-------- ENTRIES SHOWN

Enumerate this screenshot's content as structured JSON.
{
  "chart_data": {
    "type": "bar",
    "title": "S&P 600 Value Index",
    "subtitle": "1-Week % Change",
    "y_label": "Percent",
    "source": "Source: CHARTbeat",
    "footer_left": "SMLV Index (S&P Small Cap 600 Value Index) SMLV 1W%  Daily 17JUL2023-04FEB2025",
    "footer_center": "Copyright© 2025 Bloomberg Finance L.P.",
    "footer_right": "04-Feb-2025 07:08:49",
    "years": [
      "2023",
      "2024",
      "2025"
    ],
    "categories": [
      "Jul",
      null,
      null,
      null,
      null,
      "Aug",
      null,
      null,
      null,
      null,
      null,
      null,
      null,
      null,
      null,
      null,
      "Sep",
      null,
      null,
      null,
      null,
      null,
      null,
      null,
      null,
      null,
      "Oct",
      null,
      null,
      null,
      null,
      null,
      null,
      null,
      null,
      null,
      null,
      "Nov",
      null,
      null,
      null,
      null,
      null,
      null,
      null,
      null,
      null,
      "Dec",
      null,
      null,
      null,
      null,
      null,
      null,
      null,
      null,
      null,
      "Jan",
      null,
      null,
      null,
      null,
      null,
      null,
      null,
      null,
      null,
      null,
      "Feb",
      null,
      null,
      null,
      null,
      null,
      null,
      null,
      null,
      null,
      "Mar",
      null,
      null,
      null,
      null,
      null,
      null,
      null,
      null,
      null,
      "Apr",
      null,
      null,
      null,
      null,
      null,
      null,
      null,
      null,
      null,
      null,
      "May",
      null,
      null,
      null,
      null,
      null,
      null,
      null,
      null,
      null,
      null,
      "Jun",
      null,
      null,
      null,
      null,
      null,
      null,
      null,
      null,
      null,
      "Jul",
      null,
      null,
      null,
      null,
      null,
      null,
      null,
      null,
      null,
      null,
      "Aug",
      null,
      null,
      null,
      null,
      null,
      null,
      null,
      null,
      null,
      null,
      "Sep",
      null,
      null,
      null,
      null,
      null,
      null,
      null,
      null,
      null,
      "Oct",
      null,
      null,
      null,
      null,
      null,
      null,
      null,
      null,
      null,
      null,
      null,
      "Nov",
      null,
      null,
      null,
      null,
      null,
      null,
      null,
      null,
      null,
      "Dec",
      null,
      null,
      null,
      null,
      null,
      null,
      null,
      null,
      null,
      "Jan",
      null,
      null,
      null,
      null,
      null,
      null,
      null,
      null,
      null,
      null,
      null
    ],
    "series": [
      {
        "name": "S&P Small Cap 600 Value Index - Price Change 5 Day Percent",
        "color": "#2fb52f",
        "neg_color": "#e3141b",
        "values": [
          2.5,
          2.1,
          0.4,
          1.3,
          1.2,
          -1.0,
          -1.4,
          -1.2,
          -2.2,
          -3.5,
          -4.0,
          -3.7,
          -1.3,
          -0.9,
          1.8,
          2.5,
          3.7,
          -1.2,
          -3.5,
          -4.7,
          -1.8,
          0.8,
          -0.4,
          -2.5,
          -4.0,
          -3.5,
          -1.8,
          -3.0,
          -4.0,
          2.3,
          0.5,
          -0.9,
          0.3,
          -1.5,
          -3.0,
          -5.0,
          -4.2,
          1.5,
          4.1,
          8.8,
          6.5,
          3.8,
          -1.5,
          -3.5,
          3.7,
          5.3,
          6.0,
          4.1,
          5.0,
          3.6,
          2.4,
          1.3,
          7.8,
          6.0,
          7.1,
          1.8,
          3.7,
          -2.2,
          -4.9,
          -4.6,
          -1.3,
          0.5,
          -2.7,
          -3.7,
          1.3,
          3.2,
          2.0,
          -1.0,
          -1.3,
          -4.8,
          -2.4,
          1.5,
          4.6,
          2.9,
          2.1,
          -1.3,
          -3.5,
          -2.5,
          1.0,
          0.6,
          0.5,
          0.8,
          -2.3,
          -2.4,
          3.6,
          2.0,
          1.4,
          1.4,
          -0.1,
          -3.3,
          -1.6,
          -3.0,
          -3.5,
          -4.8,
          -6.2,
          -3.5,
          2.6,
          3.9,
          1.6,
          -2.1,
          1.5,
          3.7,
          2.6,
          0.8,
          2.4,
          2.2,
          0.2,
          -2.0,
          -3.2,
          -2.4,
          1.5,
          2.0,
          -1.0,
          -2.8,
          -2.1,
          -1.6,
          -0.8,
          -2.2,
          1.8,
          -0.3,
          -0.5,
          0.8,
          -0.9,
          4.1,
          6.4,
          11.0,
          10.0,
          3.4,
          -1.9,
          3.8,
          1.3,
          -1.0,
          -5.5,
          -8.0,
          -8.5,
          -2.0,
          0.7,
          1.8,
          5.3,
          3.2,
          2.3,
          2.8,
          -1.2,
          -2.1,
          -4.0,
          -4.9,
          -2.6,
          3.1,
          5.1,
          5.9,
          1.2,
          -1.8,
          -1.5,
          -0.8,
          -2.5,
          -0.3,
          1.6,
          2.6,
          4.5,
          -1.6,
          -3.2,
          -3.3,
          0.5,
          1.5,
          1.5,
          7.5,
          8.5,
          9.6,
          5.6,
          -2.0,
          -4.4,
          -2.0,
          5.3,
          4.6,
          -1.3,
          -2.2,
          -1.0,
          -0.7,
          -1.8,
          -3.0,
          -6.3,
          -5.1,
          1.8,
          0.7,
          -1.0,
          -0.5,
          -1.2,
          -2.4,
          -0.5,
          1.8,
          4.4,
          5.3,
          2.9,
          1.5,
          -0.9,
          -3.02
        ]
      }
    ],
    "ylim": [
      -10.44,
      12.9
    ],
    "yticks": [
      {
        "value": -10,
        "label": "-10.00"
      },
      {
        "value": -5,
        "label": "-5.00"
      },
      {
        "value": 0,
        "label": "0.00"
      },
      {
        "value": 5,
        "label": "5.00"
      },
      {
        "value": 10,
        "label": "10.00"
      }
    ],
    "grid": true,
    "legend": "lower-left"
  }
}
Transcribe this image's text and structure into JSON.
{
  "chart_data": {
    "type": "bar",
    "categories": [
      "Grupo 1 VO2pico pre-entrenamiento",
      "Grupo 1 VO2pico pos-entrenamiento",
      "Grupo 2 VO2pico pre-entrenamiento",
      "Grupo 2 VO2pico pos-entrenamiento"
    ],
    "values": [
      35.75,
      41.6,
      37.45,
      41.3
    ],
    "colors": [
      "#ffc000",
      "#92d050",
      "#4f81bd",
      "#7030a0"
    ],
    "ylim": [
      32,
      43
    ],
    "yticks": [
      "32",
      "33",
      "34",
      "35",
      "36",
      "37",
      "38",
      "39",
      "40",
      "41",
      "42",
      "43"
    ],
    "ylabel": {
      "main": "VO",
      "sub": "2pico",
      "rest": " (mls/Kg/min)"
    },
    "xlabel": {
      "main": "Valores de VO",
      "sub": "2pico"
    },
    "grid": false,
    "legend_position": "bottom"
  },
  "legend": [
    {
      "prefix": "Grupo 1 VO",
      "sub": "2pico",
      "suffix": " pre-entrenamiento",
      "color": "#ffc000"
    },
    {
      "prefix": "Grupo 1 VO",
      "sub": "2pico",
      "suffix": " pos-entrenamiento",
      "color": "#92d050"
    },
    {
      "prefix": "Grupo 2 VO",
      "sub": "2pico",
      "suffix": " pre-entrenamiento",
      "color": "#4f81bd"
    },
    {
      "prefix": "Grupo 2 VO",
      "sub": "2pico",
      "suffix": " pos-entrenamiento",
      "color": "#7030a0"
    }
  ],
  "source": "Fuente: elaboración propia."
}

----------------

WHAT THE EXERCISE ASKS:
Print every line of the records exactly. Omit nothing.

TASK ANSWER:
Enumerate this screenshot's content as structured JSON.
{
  "chart_data": {
    "type": "bar",
    "title": "S&P 600 Value Index",
    "subtitle": "1-Week % Change",
    "y_label": "Percent",
    "source": "Source: CHARTbeat",
    "footer_left": "SMLV Index (S&P Small Cap 600 Value Index) SMLV 1W%  Daily 17JUL2023-04FEB2025",
    "footer_center": "Copyright© 2025 Bloomberg Finance L.P.",
    "footer_right": "04-Feb-2025 07:08:49",
    "years": [
      "2023",
      "2024",
      "2025"
    ],
    "categories": [
      "Jul",
      null,
      null,
      null,
      null,
      "Aug",
      null,
      null,
      null,
      null,
      null,
      null,
      null,
      null,
      null,
      null,
      "Sep",
      null,
      null,
      null,
      null,
      null,
      null,
      null,
      null,
      null,
      "Oct",
      null,
      null,
      null,
      null,
      null,
      null,
      null,
      null,
      null,
      null,
      "Nov",
      null,
      null,
      null,
      null,
      null,
      null,
      null,
      null,
      null,
      "Dec",
      null,
      null,
      null,
      null,
      null,
      null,
      null,
      null,
      null,
      "Jan",
      null,
      null,
      null,
      null,
      null,
      null,
      null,
      null,
      null,
      null,
      "Feb",
      null,
      null,
      null,
      null,
      null,
      null,
      null,
      null,
      null,
      "Mar",
      null,
      null,
      null,
      null,
      null,
      null,
      null,
      null,
      null,
      "Apr",
      null,
      null,
      null,
      null,
      null,
      null,
      null,
      null,
      null,
      null,
      "May",
      null,
      null,
      null,
      null,
      null,
      null,
      null,
      null,
      null,
      null,
      "Jun",
      null,
      null,
      null,
      null,
      null,
      null,
      null,
      null,
      null,
      "Jul",
      null,
      null,
      null,
      null,
      null,
      null,
      null,
      null,
      null,
      null,
      "Aug",
      null,
      null,
      null,
      null,
      null,
      null,
      null,
      null,
      null,
      null,
      "Sep",
      null,
      null,
      null,
      null,
      null,
      null,
      null,
      null,
      null,
      "Oct",
      null,
      null,
      null,
      null,
      null,
      null,
      null,
      null,
      null,
      null,
      null,
      "Nov",
      null,
      null,
      null,
      null,
      null,
      null,
      null,
      null,
      null,
      "Dec",
      null,
      null,
      null,
      null,
      null,
      null,
      null,
      null,
      null,
      "Jan",
      null,
      null,
      null,
      null,
      null,
      null,
      null,
      null,
      null,
      null,
      null
    ],
    "series": [
      {
        "name": "S&P Small Cap 600 Value Index - Price Change 5 Day Percent",
        "color": "#2fb52f",
        "neg_color": "#e3141b",
        "values": [
          2.5,
          2.1,
          0.4,
          1.3,
          1.2,
          -1.0,
          -1.4,
          -1.2,
          -2.2,
          -3.5,
          -4.0,
          -3.7,
          -1.3,
          -0.9,
          1.8,
          2.5,
          3.7,
          -1.2,
          -3.5,
          -4.7,
          -1.8,
          0.8,
          -0.4,
          -2.5,
          -4.0,
          -3.5,
          -1.8,
          -3.0,
          -4.0,
          2.3,
          0.5,
          -0.9,
          0.3,
          -1.5,
          -3.0,
          -5.0,
          -4.2,
          1.5,
          4.1,
          8.8,
          6.5,
          3.8,
          -1.5,
          -3.5,
          3.7,
          5.3,
          6.0,
          4.1,
          5.0,
          3.6,
          2.4,
          1.3,
          7.8,
          6.0,
          7.1,
          1.8,
          3.7,
          -2.2,
          -4.9,
          -4.6,
          -1.3,
          0.5,
          -2.7,
          -3.7,
          1.3,
          3.2,
          2.0,
          -1.0,
          -1.3,
          -4.8,
          -2.4,
          1.5,
          4.6,
          2.9,
          2.1,
          -1.3,
          -3.5,
          -2.5,
          1.0,
          0.6,
          0.5,
          0.8,
          -2.3,
          -2.4,
          3.6,
          2.0,
          1.4,
          1.4,
          -0.1,
          -3.3,
          -1.6,
          -3.0,
          -3.5,
          -4.8,
          -6.2,
          -3.5,
          2.6,
          3.9,
          1.6,
          -2.1,
          1.5,
          3.7,
          2.6,
          0.8,
          2.4,
          2.2,
          0.2,
          -2.0,
          -3.2,
          -2.4,
          1.5,
          2.0,
          -1.0,
          -2.8,
          -2.1,
          -1.6,
          -0.8,
          -2.2,
          1.8,
          -0.3,
          -0.5,
          0.8,
          -0.9,
          4.1,
          6.4,
          11.0,
          10.0,
          3.4,
          -1.9,
          3.8,
          1.3,
          -1.0,
          -5.5,
          -8.0,
          -8.5,
          -2.0,
          0.7,
          1.8,
          5.3,
          3.2,
          2.3,
          2.8,
          -1.2,
          -2.1,
          -4.0,
          -4.9,
          -2.6,
          3.1,
          5.1,
          5.9,
          1.2,
          -1.8,
          -1.5,
          -0.8,
          -2.5,
          -0.3,
          1.6,
          2.6,
          4.5,
          -1.6,
          -3.2,
          -3.3,
          0.5,
          1.5,
          1.5,
          7.5,
          8.5,
          9.6,
          5.6,
          -2.0,
          -4.4,
          -2.0,
          5.3,
          4.6,
          -1.3,
          -2.2,
          -1.0,
          -0.7,
          -1.8,
          -3.0,
          -6.3,
          -5.1,
          1.8,
          0.7,
          -1.0,
          -0.5,
          -1.2,
          -2.4,
          -0.5,
          1.8,
          4.4,
          5.3,
          2.9,
          1.5,
          -0.9,
          -3.02
        ]
      }
    ],
    "ylim": [
      -10.44,
      12.9
    ],
    "yticks": [
      {
        "value": -10,
        "label": "-10.00"
      },
      {
        "value": -5,
        "label": "-5.00"
      },
      {
        "value": 0,
        "label": "0.00"
      },
      {
        "value": 5,
        "label": "5.00"
      },
      {
        "value": 10,
        "label": "10.00"
      }
    ],
    "grid": true,
    "legend": "lower-left"
  }
}
Transcribe this image's text and structure into JSON.
{
  "chart_data": {
    "type": "bar",
    "categories": [
      "Grupo 1 VO2pico pre-entrenamiento",
      "Grupo 1 VO2pico pos-entrenamiento",
      "Grupo 2 VO2pico pre-entrenamiento",
      "Grupo 2 VO2pico pos-entrenamiento"
    ],
    "values": [
      35.75,
      41.6,
      37.45,
      41.3
    ],
    "colors": [
      "#ffc000",
      "#92d050",
      "#4f81bd",
      "#7030a0"
    ],
    "ylim": [
      32,
      43
    ],
    "yticks": [
      "32",
      "33",
      "34",
      "35",
      "36",
      "37",
      "38",
      "39",
      "40",
      "41",
      "42",
      "43"
    ],
    "ylabel": {
      "main": "VO",
      "sub": "2pico",
      "rest": " (mls/Kg/min)"
    },
    "xlabel": {
      "main": "Valores de VO",
      "sub": "2pico"
    },
    "grid": false,
    "legend_position": "bottom"
  },
  "legend": [
    {
      "prefix": "Grupo 1 VO",
      "sub": "2pico",
      "suffix": " pre-entrenamiento",
      "color": "#ffc000"
    },
    {
      "prefix": "Grupo 1 VO",
      "sub": "2pico",
      "suffix": " pos-entrenamiento",
      "color": "#92d050"
    },
    {
      "prefix": "Grupo 2 VO",
      "sub": "2pico",
      "suffix": " pre-entrenamiento",
      "color": "#4f81bd"
    },
    {
      "prefix": "Grupo 2 VO",
      "sub": "2pico",
      "suffix": " pos-entrenamiento",
      "color": "#7030a0"
    }
  ],
  "source": "Fuente: elaboración propia."
}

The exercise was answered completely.